> **Stated problem**:
All of the data needs to be repeated exactly.

(Stored data)
+ + + + + + +

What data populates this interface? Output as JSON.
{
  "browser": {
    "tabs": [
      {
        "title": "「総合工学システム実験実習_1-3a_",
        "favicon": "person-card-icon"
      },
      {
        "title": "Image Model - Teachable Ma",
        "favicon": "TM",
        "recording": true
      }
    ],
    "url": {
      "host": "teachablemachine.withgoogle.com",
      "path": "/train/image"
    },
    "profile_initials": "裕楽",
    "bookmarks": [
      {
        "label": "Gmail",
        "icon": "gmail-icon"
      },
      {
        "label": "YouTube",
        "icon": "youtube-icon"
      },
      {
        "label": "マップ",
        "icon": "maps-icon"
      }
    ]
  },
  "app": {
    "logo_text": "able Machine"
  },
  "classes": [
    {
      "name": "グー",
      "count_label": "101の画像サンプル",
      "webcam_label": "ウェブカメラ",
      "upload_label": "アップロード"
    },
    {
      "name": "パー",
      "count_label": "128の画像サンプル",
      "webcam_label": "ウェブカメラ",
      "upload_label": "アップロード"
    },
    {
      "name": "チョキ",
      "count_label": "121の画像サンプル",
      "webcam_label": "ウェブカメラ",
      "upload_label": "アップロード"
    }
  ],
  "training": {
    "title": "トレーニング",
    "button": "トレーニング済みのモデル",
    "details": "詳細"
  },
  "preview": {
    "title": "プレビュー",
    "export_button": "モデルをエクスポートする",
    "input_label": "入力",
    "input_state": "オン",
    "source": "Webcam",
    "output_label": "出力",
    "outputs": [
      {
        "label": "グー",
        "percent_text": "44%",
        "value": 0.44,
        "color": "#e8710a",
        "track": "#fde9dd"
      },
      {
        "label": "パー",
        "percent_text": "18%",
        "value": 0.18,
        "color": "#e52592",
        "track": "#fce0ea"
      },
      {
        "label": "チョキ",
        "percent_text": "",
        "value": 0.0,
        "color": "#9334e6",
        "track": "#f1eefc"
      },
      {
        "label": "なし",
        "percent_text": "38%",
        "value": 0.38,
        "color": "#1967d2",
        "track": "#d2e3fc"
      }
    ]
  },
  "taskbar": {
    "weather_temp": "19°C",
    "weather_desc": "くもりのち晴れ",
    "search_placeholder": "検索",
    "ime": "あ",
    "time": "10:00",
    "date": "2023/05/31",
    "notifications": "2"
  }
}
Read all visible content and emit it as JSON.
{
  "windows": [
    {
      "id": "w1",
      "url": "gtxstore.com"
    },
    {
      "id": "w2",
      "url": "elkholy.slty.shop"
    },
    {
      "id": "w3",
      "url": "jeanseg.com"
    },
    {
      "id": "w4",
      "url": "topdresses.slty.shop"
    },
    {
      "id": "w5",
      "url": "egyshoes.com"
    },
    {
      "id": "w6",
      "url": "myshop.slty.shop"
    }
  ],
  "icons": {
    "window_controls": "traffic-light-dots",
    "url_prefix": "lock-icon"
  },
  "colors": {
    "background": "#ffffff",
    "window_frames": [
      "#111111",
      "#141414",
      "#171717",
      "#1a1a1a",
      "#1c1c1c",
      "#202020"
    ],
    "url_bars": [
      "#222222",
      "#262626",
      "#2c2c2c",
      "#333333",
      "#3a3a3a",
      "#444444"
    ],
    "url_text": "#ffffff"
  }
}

+ + + + + + +

> **Written solution**:
What data populates this interface? Output as JSON.
{
  "browser": {
    "tabs": [
      {
        "title": "「総合工学システム実験実習_1-3a_",
        "favicon": "person-card-icon"
      },
      {
        "title": "Image Model - Teachable Ma",
        "favicon": "TM",
        "recording": true
      }
    ],
    "url": {
      "host": "teachablemachine.withgoogle.com",
      "path": "/train/image"
    },
    "profile_initials": "裕楽",
    "bookmarks": [
      {
        "label": "Gmail",
        "icon": "gmail-icon"
      },
      {
        "label": "YouTube",
        "icon": "youtube-icon"
      },
      {
        "label": "マップ",
        "icon": "maps-icon"
      }
    ]
  },
  "app": {
    "logo_text": "able Machine"
  },
  "classes": [
    {
      "name": "グー",
      "count_label": "101の画像サンプル",
      "webcam_label": "ウェブカメラ",
      "upload_label": "アップロード"
    },
    {
      "name": "パー",
      "count_label": "128の画像サンプル",
      "webcam_label": "ウェブカメラ",
      "upload_label": "アップロード"
    },
    {
      "name": "チョキ",
      "count_label": "121の画像サンプル",
      "webcam_label": "ウェブカメラ",
      "upload_label": "アップロード"
    }
  ],
  "training": {
    "title": "トレーニング",
    "button": "トレーニング済みのモデル",
    "details": "詳細"
  },
  "preview": {
    "title": "プレビュー",
    "export_button": "モデルをエクスポートする",
    "input_label": "入力",
    "input_state": "オン",
    "source": "Webcam",
    "output_label": "出力",
    "outputs": [
      {
        "label": "グー",
        "percent_text": "44%",
        "value": 0.44,
        "color": "#e8710a",
        "track": "#fde9dd"
      },
      {
        "label": "パー",
        "percent_text": "18%",
        "value": 0.18,
        "color": "#e52592",
        "track": "#fce0ea"
      },
      {
        "label": "チョキ",
        "percent_text": "",
        "value": 0.0,
        "color": "#9334e6",
        "track": "#f1eefc"
      },
      {
        "label": "なし",
        "percent_text": "38%",
        "value": 0.38,
        "color": "#1967d2",
        "track": "#d2e3fc"
      }
    ]
  },
  "taskbar": {
    "weather_temp": "19°C",
    "weather_desc": "くもりのち晴れ",
    "search_placeholder": "検索",
    "ime": "あ",
    "time": "10:00",
    "date": "2023/05/31",
    "notifications": "2"
  }
}
Read all visible content and emit it as JSON.
{
  "windows": [
    {
      "id": "w1",
      "url": "gtxstore.com"
    },
    {
      "id": "w2",
      "url": "elkholy.slty.shop"
    },
    {
      "id": "w3",
      "url": "jeanseg.com"
    },
    {
      "id": "w4",
      "url": "topdresses.slty.shop"
    },
    {
      "id": "w5",
      "url": "egyshoes.com"
    },
    {
      "id": "w6",
      "url": "myshop.slty.shop"
    }
  ],
  "icons": {
    "window_controls": "traffic-light-dots",
    "url_prefix": "lock-icon"
  },
  "colors": {
    "background": "#ffffff",
    "window_frames": [
      "#111111",
      "#141414",
      "#171717",
      "#1a1a1a",
      "#1c1c1c",
      "#202020"
    ],
    "url_bars": [
      "#222222",
      "#262626",
      "#2c2c2c",
      "#333333",
      "#3a3a3a",
      "#444444"
    ],
    "url_text": "#ffffff"
  }
}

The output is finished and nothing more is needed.